**Task objective**
Convert every line of the records below into a JSON list of strings, one string per line, omitting blank lines and any picture placeholders.

**Provided records**
══════════

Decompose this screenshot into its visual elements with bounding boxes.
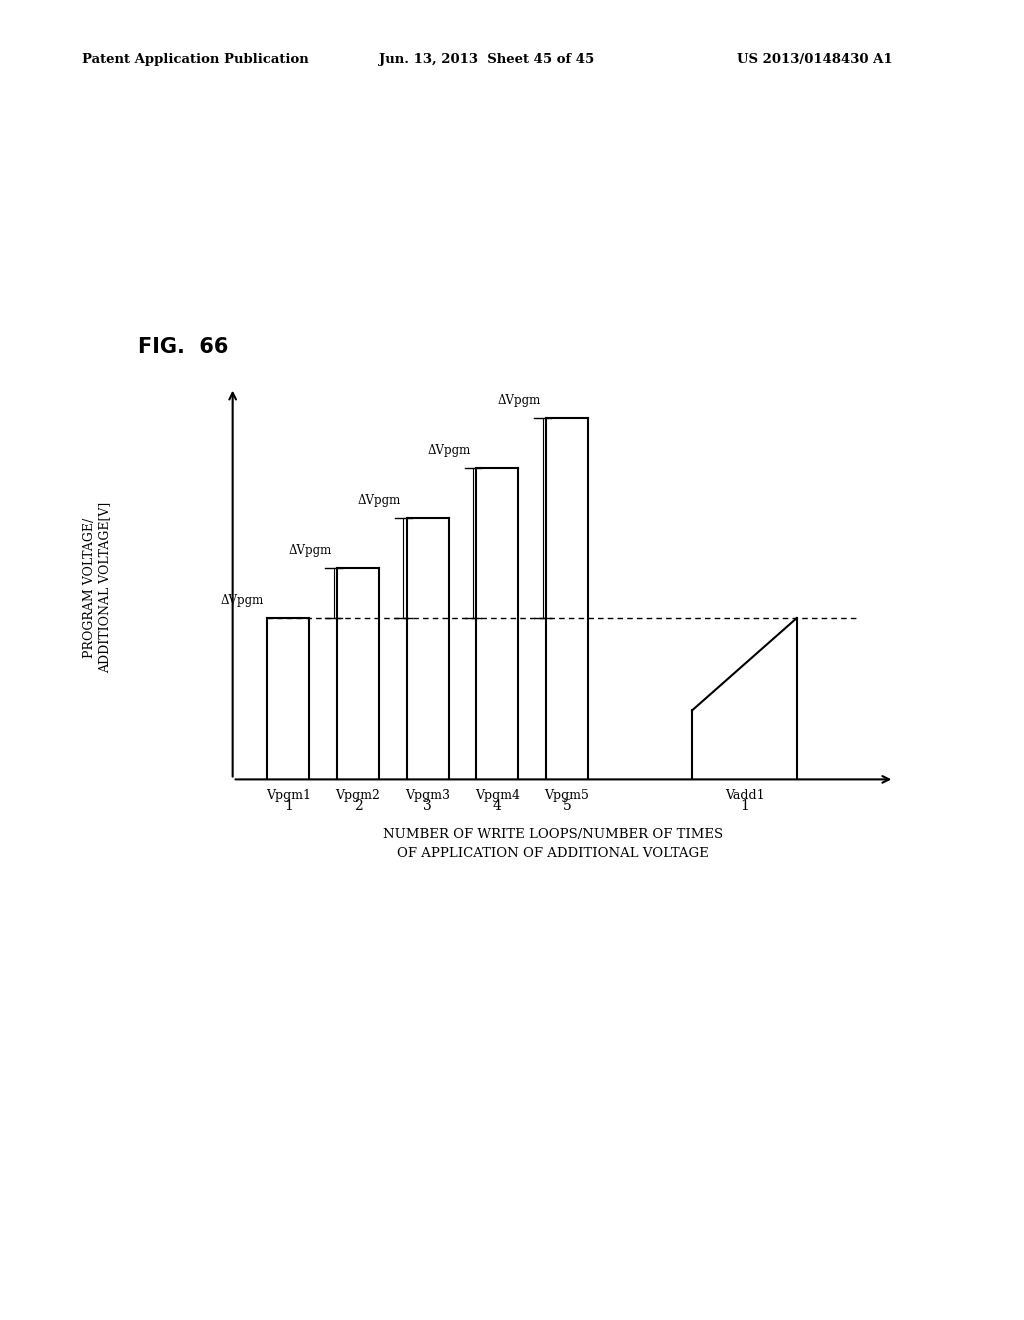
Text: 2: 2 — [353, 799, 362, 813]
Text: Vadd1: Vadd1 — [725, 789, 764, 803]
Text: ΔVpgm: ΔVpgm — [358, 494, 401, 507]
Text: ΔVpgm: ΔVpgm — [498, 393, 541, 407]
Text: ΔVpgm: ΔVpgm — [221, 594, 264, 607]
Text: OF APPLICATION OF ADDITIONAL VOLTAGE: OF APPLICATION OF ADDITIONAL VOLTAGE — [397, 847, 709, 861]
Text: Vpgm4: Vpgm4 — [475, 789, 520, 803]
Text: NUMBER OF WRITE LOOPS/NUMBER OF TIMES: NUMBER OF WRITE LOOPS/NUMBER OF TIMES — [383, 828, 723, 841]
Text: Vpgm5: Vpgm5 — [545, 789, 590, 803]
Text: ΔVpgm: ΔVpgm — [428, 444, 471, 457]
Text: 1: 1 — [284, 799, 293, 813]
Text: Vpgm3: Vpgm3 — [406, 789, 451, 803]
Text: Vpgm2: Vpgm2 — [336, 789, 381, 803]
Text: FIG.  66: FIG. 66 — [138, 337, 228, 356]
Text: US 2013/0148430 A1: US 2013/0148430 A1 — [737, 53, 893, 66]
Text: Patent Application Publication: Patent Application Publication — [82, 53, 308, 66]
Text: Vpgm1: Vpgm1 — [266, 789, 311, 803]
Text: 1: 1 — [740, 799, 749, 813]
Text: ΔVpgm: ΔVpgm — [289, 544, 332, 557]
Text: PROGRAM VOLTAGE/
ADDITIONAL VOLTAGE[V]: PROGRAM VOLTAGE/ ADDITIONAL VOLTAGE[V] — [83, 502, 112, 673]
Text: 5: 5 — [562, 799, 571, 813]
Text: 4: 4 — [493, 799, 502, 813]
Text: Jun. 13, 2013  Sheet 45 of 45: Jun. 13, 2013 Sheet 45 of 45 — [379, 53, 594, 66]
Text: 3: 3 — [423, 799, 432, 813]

══════════

**Result**
[
  "Decompose this screenshot into its visual elements with bounding boxes.",
  "Text: 2: 2 — [353, 799, 362, 813]",
  "Text: Vadd1: Vadd1 — [725, 789, 764, 803]",
  "Text: ΔVpgm: ΔVpgm — [358, 494, 401, 507]",
  "Text: ΔVpgm: ΔVpgm — [498, 393, 541, 407]",
  "Text: ΔVpgm: ΔVpgm — [221, 594, 264, 607]",
  "Text: OF APPLICATION OF ADDITIONAL VOLTAGE: OF APPLICATION OF ADDITIONAL VOLTAGE — [397, 847, 709, 861]",
  "Text: Vpgm4: Vpgm4 — [475, 789, 520, 803]",
  "Text: NUMBER OF WRITE LOOPS/NUMBER OF TIMES: NUMBER OF WRITE LOOPS/NUMBER OF TIMES — [383, 828, 723, 841]",
  "Text: Vpgm5: Vpgm5 — [545, 789, 590, 803]",
  "Text: ΔVpgm: ΔVpgm — [428, 444, 471, 457]",
  "Text: 1: 1 — [284, 799, 293, 813]",
  "Text: Vpgm3: Vpgm3 — [406, 789, 451, 803]",
  "Text: Vpgm2: Vpgm2 — [336, 789, 381, 803]",
  "Text: FIG.  66: FIG. 66 — [138, 337, 228, 356]",
  "Text: US 2013/0148430 A1: US 2013/0148430 A1 — [737, 53, 893, 66]",
  "Text: Patent Application Publication: Patent Application Publication — [82, 53, 308, 66]",
  "Text: Vpgm1: Vpgm1 — [266, 789, 311, 803]",
  "Text: 1: 1 — [740, 799, 749, 813]",
  "Text: ΔVpgm: ΔVpgm — [289, 544, 332, 557]",
  "Text: PROGRAM VOLTAGE/",
  "ADDITIONAL VOLTAGE[V]: PROGRAM VOLTAGE/ ADDITIONAL VOLTAGE[V] — [83, 502, 112, 673]",
  "Text: 5: 5 — [562, 799, 571, 813]",
  "Text: 4: 4 — [493, 799, 502, 813]",
  "Text: Jun. 13, 2013  Sheet 45 of 45: Jun. 13, 2013 Sheet 45 of 45 — [379, 53, 594, 66]",
  "Text: 3: 3 — [423, 799, 432, 813]"
]